Start
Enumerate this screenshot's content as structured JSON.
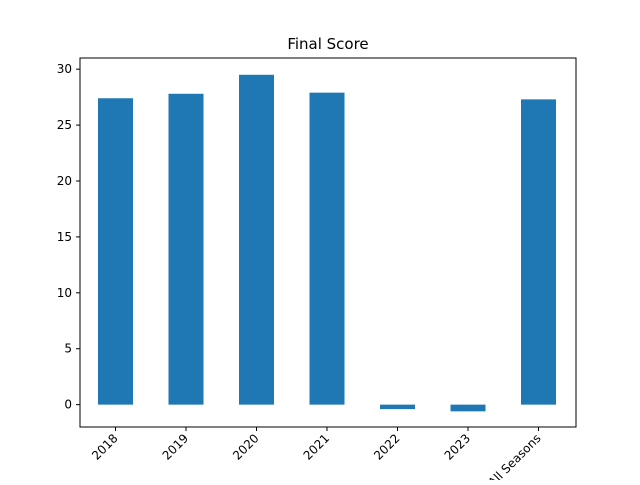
{
  "chart_data": {
    "type": "bar",
    "title": "Final Score",
    "xlabel": "",
    "ylabel": "",
    "categories": [
      "2018",
      "2019",
      "2020",
      "2021",
      "2022",
      "2023",
      "All Seasons"
    ],
    "values": [
      27.4,
      27.8,
      29.5,
      27.9,
      -0.4,
      -0.6,
      27.3
    ],
    "ylim": [
      -2,
      31
    ],
    "yticks": [
      0,
      5,
      10,
      15,
      20,
      25,
      30
    ],
    "bar_color": "#1f77b4",
    "grid": false,
    "legend": "none"
  }
}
End
#### DIRECTIVE
Your copy should hold every record word for word and none of the pictures.

#### COMPLETE RESPONSE
Enumerate this screenshot's content as structured JSON.
{
  "chart_data": {
    "type": "bar",
    "title": "Final Score",
    "xlabel": "",
    "ylabel": "",
    "categories": [
      "2018",
      "2019",
      "2020",
      "2021",
      "2022",
      "2023",
      "All Seasons"
    ],
    "values": [
      27.4,
      27.8,
      29.5,
      27.9,
      -0.4,
      -0.6,
      27.3
    ],
    "ylim": [
      -2,
      31
    ],
    "yticks": [
      0,
      5,
      10,
      15,
      20,
      25,
      30
    ],
    "bar_color": "#1f77b4",
    "grid": false,
    "legend": "none"
  }
}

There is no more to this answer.